(Figure contents as structured data)
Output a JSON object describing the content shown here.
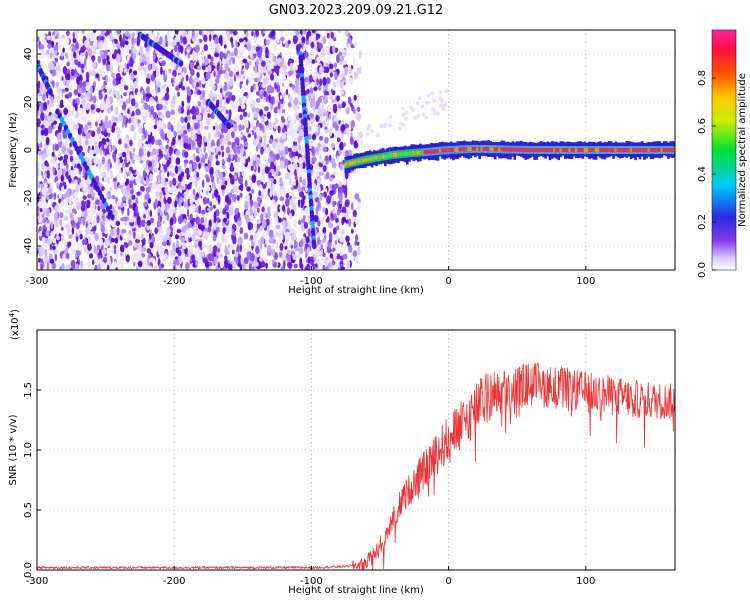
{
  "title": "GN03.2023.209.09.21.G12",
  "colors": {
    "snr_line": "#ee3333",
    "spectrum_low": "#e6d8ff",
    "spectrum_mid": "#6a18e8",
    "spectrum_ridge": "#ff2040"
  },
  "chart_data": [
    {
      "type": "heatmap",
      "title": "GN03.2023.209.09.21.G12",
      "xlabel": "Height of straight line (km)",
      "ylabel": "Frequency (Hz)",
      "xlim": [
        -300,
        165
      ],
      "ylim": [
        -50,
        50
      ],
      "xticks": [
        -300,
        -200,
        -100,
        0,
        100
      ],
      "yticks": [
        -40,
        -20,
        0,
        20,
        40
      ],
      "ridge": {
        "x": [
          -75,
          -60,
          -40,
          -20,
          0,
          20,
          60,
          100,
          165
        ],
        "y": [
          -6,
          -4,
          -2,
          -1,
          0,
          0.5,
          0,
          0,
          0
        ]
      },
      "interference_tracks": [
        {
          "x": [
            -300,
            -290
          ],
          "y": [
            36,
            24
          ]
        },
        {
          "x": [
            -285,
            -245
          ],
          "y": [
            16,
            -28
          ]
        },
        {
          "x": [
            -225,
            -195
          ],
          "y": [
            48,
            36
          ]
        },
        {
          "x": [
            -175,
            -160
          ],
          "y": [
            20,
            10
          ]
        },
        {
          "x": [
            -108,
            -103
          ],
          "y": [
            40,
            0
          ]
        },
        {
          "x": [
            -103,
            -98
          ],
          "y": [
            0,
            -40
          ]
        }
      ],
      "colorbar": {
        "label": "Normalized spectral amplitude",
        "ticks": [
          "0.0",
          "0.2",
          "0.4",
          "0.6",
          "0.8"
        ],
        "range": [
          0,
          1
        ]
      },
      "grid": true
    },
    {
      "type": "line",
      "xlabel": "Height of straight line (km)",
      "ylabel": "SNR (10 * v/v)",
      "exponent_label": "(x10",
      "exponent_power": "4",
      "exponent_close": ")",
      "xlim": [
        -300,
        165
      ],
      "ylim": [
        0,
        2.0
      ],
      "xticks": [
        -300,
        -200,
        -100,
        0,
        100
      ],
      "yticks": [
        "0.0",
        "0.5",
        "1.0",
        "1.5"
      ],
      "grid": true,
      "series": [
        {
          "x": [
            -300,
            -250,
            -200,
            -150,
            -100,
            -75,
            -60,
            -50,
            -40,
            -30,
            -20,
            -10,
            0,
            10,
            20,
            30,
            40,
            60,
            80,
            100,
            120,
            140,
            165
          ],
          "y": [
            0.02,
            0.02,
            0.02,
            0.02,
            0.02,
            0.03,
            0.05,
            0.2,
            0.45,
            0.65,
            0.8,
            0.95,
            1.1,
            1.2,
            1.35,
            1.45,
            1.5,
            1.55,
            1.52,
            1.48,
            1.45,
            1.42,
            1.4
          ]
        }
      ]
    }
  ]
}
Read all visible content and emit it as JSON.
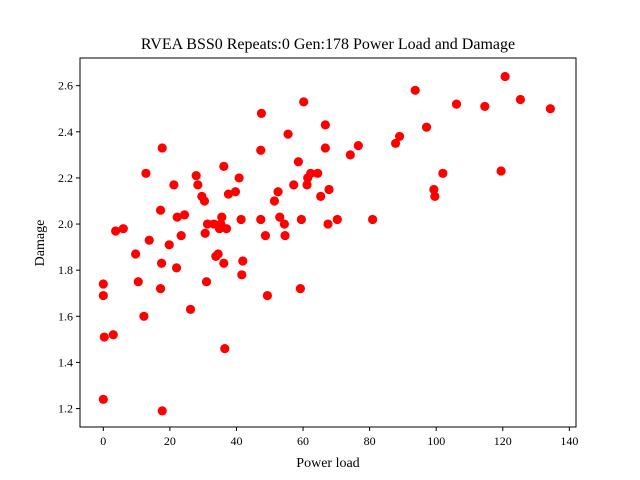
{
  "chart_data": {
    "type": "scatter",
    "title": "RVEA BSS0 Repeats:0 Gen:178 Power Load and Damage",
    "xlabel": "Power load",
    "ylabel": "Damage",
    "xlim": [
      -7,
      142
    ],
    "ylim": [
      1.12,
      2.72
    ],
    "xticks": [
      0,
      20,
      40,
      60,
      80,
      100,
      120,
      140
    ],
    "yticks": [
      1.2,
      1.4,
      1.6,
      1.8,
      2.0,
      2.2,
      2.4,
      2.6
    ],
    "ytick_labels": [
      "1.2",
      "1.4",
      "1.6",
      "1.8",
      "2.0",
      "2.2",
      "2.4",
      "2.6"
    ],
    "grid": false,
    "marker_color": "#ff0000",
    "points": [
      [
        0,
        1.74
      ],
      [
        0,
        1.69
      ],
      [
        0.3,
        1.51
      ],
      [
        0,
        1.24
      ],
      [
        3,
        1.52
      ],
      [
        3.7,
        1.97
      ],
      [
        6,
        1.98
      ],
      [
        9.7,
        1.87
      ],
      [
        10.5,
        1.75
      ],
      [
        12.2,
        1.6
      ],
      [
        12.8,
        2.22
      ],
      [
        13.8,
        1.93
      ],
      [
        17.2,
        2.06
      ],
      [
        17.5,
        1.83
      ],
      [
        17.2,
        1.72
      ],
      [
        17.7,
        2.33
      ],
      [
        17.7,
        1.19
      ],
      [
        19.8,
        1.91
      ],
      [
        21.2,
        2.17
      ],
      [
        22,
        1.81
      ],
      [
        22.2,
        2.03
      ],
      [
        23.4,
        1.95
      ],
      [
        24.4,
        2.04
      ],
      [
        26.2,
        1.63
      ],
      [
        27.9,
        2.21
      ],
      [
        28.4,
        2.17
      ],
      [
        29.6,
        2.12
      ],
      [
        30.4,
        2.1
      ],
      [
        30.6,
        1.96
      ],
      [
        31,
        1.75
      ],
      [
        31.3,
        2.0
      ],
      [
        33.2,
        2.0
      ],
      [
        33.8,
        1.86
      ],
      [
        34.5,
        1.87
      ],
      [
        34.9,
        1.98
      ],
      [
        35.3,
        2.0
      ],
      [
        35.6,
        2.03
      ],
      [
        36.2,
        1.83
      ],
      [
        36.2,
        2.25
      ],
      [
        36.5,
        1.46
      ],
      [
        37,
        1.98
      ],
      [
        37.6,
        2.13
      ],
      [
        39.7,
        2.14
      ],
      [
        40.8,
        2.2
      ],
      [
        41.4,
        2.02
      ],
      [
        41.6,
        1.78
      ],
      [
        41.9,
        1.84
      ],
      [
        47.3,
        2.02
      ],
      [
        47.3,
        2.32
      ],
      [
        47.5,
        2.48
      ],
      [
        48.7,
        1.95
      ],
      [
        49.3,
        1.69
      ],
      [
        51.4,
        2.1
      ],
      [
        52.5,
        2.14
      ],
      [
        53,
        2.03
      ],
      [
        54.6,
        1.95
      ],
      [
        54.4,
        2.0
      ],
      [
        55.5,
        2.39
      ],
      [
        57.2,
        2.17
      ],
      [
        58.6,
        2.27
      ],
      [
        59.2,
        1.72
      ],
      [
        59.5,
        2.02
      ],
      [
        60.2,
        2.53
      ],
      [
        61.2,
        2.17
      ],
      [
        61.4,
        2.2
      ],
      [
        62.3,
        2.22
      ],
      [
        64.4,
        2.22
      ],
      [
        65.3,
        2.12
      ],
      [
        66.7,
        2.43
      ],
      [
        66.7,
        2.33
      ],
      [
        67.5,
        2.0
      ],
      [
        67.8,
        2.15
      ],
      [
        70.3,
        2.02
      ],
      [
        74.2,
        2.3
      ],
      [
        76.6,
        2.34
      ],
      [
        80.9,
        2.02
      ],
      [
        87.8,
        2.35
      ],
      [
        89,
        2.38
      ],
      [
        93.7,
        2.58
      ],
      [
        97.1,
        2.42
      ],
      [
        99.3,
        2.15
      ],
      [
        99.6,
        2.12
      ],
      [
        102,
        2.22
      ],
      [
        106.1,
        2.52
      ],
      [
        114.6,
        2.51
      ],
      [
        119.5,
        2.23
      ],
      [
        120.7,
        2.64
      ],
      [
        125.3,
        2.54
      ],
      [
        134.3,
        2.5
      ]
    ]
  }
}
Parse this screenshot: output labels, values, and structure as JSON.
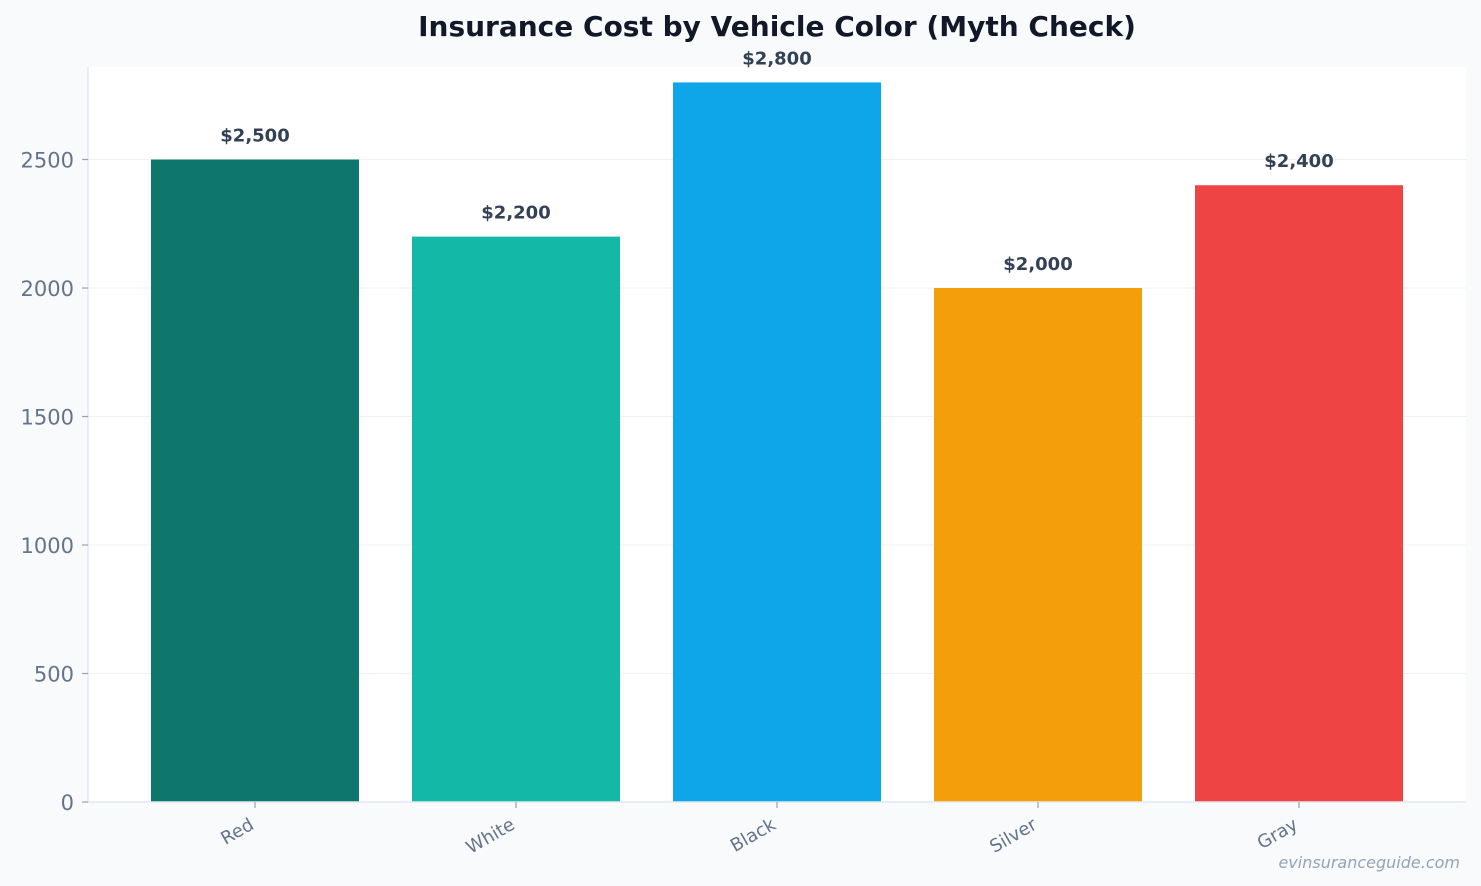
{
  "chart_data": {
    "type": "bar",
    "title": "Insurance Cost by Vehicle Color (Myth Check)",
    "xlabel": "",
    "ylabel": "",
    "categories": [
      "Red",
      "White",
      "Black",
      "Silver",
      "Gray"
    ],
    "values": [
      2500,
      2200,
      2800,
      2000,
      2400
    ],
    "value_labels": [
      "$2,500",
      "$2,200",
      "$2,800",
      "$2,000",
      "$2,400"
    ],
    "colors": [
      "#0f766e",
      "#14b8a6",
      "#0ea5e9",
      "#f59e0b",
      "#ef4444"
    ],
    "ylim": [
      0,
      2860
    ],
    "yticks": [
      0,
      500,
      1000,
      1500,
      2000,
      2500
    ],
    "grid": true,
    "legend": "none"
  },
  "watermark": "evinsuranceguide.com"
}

Problem — Write out the lines of the listing from the one that holds "Parse this screenshot: output" to the very last line, both included, exactly as they appear and without any pictures.

Answer to this exercise —
Parse this screenshot: output labels, values, and structure as JSON.
{
  "chart_data": {
    "type": "bar",
    "title": "Insurance Cost by Vehicle Color (Myth Check)",
    "xlabel": "",
    "ylabel": "",
    "categories": [
      "Red",
      "White",
      "Black",
      "Silver",
      "Gray"
    ],
    "values": [
      2500,
      2200,
      2800,
      2000,
      2400
    ],
    "value_labels": [
      "$2,500",
      "$2,200",
      "$2,800",
      "$2,000",
      "$2,400"
    ],
    "colors": [
      "#0f766e",
      "#14b8a6",
      "#0ea5e9",
      "#f59e0b",
      "#ef4444"
    ],
    "ylim": [
      0,
      2860
    ],
    "yticks": [
      0,
      500,
      1000,
      1500,
      2000,
      2500
    ],
    "grid": true,
    "legend": "none"
  },
  "watermark": "evinsuranceguide.com"
}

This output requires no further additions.